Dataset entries
+++
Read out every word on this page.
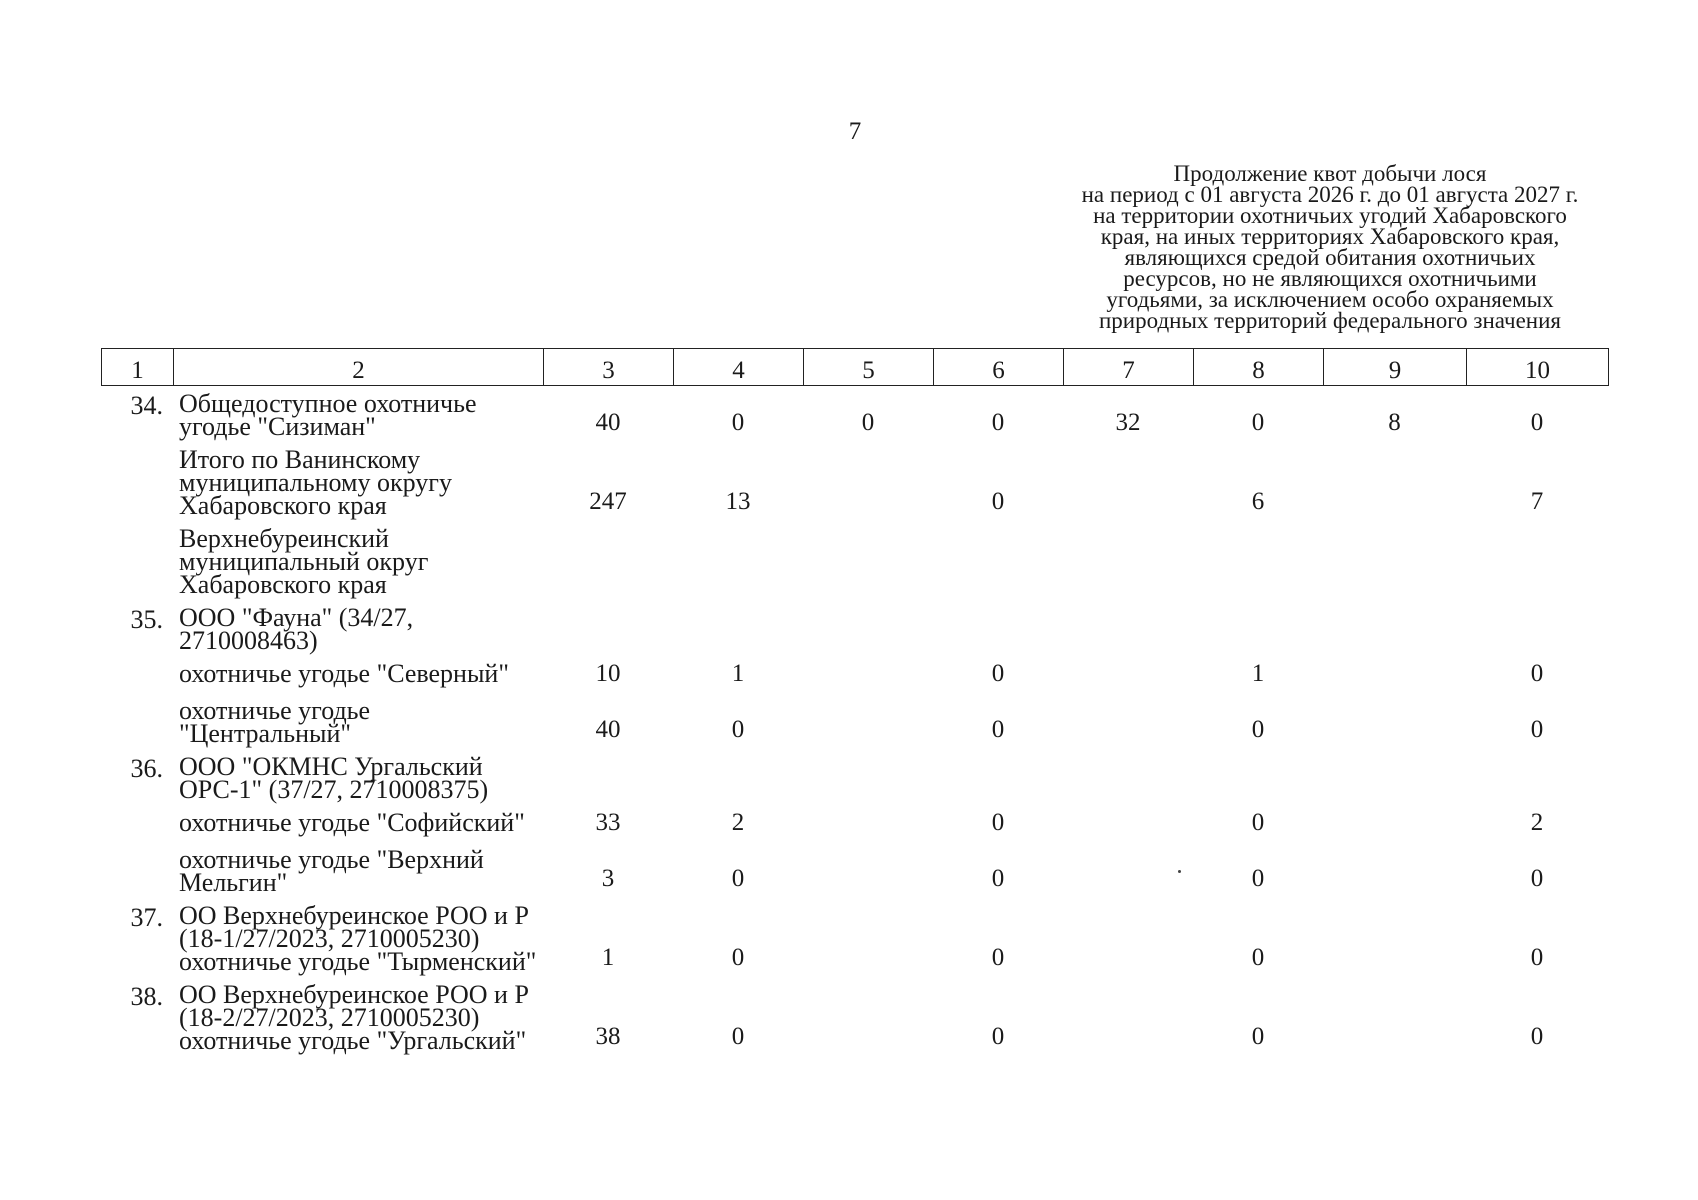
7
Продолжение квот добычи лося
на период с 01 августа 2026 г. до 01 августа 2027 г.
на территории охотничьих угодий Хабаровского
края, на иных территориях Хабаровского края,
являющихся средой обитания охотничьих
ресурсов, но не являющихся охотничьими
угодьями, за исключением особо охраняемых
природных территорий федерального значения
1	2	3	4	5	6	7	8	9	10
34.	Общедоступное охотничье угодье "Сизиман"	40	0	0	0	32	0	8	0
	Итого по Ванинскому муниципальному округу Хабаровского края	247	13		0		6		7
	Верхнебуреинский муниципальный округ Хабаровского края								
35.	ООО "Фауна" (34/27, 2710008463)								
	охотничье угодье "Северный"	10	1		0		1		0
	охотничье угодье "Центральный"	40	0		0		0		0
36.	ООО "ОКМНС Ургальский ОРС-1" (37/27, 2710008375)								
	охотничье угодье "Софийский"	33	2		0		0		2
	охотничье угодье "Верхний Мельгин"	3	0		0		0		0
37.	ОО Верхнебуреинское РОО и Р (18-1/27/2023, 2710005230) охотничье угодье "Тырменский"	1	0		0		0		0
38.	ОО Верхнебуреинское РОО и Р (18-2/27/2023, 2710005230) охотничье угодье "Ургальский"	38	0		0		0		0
+++
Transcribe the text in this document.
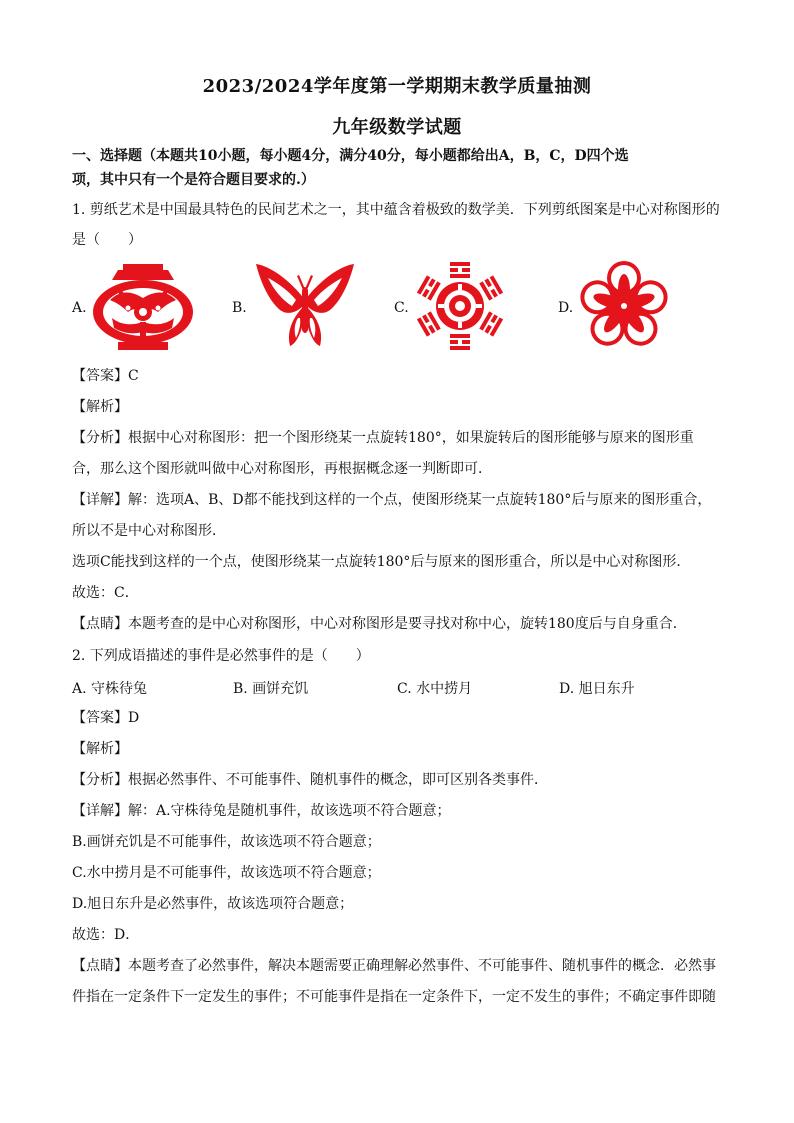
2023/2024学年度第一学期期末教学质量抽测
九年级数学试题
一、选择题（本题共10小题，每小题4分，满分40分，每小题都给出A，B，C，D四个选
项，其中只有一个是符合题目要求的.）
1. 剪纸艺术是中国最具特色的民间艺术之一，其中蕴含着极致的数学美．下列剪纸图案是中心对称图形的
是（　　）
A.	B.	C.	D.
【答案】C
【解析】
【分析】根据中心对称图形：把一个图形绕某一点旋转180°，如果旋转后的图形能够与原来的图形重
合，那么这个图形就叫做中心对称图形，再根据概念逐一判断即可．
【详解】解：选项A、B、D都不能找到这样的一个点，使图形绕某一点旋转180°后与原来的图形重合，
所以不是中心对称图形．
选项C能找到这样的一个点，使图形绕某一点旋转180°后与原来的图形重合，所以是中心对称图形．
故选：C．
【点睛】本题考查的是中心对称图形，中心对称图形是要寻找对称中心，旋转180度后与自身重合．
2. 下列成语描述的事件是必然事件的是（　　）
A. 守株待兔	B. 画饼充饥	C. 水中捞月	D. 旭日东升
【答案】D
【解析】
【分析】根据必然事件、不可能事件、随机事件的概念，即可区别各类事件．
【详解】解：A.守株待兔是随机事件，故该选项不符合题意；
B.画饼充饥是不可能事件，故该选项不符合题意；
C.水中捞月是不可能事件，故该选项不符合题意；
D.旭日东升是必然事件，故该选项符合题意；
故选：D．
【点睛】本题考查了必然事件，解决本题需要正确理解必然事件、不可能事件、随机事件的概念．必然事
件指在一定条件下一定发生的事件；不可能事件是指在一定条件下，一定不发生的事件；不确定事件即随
+++
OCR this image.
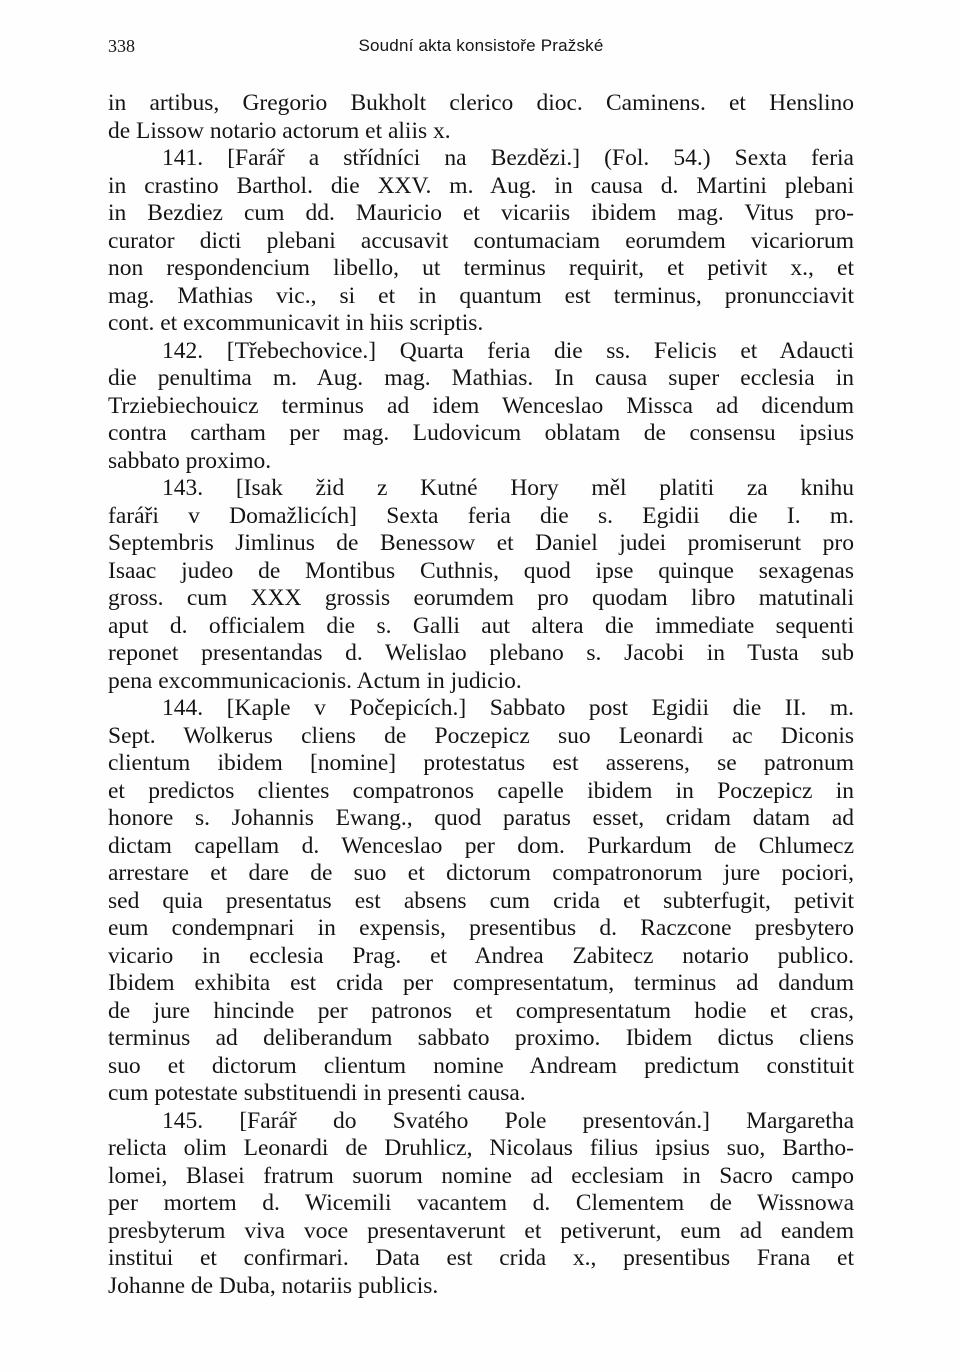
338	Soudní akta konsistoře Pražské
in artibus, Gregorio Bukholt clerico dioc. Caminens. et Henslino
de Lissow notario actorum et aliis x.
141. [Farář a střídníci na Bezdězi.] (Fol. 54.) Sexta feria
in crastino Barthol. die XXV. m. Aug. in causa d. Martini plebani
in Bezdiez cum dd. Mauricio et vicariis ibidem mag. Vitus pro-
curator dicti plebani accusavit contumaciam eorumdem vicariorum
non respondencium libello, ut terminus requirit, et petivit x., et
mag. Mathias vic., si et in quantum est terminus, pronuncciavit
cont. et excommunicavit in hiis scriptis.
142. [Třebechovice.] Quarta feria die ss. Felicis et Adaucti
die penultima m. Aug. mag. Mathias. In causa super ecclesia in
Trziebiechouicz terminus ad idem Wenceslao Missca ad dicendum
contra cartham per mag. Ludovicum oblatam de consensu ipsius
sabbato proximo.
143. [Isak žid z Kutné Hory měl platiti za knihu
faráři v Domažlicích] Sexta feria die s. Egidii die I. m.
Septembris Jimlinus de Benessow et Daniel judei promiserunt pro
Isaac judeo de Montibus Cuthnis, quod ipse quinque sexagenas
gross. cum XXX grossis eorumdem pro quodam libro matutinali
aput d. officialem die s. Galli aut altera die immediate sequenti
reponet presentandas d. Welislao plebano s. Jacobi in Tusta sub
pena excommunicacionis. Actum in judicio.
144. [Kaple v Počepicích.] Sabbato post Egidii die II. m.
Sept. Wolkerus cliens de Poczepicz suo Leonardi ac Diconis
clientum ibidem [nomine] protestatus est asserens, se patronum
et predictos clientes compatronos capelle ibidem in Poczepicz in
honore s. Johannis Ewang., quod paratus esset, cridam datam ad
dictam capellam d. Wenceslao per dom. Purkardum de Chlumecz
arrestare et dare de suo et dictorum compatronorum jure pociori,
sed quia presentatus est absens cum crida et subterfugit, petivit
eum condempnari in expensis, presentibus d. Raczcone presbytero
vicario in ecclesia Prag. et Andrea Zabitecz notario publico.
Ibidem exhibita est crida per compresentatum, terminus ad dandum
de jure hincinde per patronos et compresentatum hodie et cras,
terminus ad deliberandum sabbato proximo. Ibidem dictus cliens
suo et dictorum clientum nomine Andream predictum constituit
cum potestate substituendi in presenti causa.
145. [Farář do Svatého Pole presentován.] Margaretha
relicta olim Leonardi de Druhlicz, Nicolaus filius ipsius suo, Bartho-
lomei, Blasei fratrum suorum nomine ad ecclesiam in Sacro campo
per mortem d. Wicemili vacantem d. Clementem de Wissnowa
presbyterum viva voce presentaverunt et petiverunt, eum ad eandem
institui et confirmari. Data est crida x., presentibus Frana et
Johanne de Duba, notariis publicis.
+++
Instructions to follow: Show the lines that mention the word "causa".

Completed exercise:
in crastino Barthol. die XXV. m. Aug. in causa d. Martini plebani
die penultima m. Aug. mag. Mathias. In causa super ecclesia in
cum potestate substituendi in presenti causa.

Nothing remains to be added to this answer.